**Exercise objective**
Transcribe the records in full, keeping every character as it is.
Start of Records shown
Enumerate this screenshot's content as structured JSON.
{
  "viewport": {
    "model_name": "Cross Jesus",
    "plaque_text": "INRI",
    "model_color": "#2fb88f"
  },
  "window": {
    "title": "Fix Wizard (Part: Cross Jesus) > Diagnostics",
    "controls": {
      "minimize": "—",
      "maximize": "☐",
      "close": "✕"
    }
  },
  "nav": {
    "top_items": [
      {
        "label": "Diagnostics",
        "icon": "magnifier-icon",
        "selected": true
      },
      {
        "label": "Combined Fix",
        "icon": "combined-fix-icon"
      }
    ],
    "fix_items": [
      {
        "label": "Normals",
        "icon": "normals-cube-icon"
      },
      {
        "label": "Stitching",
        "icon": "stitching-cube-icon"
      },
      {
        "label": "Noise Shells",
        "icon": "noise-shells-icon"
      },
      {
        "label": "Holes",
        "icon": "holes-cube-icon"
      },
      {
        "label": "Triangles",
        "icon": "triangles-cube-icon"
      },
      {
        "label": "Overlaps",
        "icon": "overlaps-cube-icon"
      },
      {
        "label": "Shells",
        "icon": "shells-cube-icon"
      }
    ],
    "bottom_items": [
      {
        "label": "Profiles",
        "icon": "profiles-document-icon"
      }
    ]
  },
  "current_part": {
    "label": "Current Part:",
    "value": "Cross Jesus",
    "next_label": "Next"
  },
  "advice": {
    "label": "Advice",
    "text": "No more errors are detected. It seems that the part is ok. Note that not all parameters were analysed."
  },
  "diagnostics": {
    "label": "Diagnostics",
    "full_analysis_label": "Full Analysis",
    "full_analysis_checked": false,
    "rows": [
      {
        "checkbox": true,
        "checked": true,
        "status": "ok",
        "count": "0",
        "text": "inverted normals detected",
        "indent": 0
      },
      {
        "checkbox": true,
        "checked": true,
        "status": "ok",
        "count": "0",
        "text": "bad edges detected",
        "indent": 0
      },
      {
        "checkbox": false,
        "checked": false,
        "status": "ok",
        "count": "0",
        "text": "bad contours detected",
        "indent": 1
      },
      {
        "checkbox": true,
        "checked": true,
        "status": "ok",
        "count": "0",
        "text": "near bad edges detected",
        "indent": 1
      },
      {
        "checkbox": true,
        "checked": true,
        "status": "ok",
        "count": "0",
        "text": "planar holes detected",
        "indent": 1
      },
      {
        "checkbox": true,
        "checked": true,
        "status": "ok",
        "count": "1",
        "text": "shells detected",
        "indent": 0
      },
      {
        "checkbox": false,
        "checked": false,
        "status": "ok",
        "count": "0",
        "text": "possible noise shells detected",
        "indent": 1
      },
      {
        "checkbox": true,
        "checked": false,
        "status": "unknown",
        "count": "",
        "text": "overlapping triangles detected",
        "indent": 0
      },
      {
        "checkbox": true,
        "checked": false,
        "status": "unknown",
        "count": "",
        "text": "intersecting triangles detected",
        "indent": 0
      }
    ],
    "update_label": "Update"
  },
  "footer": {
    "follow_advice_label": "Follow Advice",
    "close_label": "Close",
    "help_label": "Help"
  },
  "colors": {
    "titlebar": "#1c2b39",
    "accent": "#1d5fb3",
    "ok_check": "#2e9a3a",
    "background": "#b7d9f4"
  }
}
End of Records shown
**Completed task**
Enumerate this screenshot's content as structured JSON.
{
  "viewport": {
    "model_name": "Cross Jesus",
    "plaque_text": "INRI",
    "model_color": "#2fb88f"
  },
  "window": {
    "title": "Fix Wizard (Part: Cross Jesus) > Diagnostics",
    "controls": {
      "minimize": "—",
      "maximize": "☐",
      "close": "✕"
    }
  },
  "nav": {
    "top_items": [
      {
        "label": "Diagnostics",
        "icon": "magnifier-icon",
        "selected": true
      },
      {
        "label": "Combined Fix",
        "icon": "combined-fix-icon"
      }
    ],
    "fix_items": [
      {
        "label": "Normals",
        "icon": "normals-cube-icon"
      },
      {
        "label": "Stitching",
        "icon": "stitching-cube-icon"
      },
      {
        "label": "Noise Shells",
        "icon": "noise-shells-icon"
      },
      {
        "label": "Holes",
        "icon": "holes-cube-icon"
      },
      {
        "label": "Triangles",
        "icon": "triangles-cube-icon"
      },
      {
        "label": "Overlaps",
        "icon": "overlaps-cube-icon"
      },
      {
        "label": "Shells",
        "icon": "shells-cube-icon"
      }
    ],
    "bottom_items": [
      {
        "label": "Profiles",
        "icon": "profiles-document-icon"
      }
    ]
  },
  "current_part": {
    "label": "Current Part:",
    "value": "Cross Jesus",
    "next_label": "Next"
  },
  "advice": {
    "label": "Advice",
    "text": "No more errors are detected. It seems that the part is ok. Note that not all parameters were analysed."
  },
  "diagnostics": {
    "label": "Diagnostics",
    "full_analysis_label": "Full Analysis",
    "full_analysis_checked": false,
    "rows": [
      {
        "checkbox": true,
        "checked": true,
        "status": "ok",
        "count": "0",
        "text": "inverted normals detected",
        "indent": 0
      },
      {
        "checkbox": true,
        "checked": true,
        "status": "ok",
        "count": "0",
        "text": "bad edges detected",
        "indent": 0
      },
      {
        "checkbox": false,
        "checked": false,
        "status": "ok",
        "count": "0",
        "text": "bad contours detected",
        "indent": 1
      },
      {
        "checkbox": true,
        "checked": true,
        "status": "ok",
        "count": "0",
        "text": "near bad edges detected",
        "indent": 1
      },
      {
        "checkbox": true,
        "checked": true,
        "status": "ok",
        "count": "0",
        "text": "planar holes detected",
        "indent": 1
      },
      {
        "checkbox": true,
        "checked": true,
        "status": "ok",
        "count": "1",
        "text": "shells detected",
        "indent": 0
      },
      {
        "checkbox": false,
        "checked": false,
        "status": "ok",
        "count": "0",
        "text": "possible noise shells detected",
        "indent": 1
      },
      {
        "checkbox": true,
        "checked": false,
        "status": "unknown",
        "count": "",
        "text": "overlapping triangles detected",
        "indent": 0
      },
      {
        "checkbox": true,
        "checked": false,
        "status": "unknown",
        "count": "",
        "text": "intersecting triangles detected",
        "indent": 0
      }
    ],
    "update_label": "Update"
  },
  "footer": {
    "follow_advice_label": "Follow Advice",
    "close_label": "Close",
    "help_label": "Help"
  },
  "colors": {
    "titlebar": "#1c2b39",
    "accent": "#1d5fb3",
    "ok_check": "#2e9a3a",
    "background": "#b7d9f4"
  }
}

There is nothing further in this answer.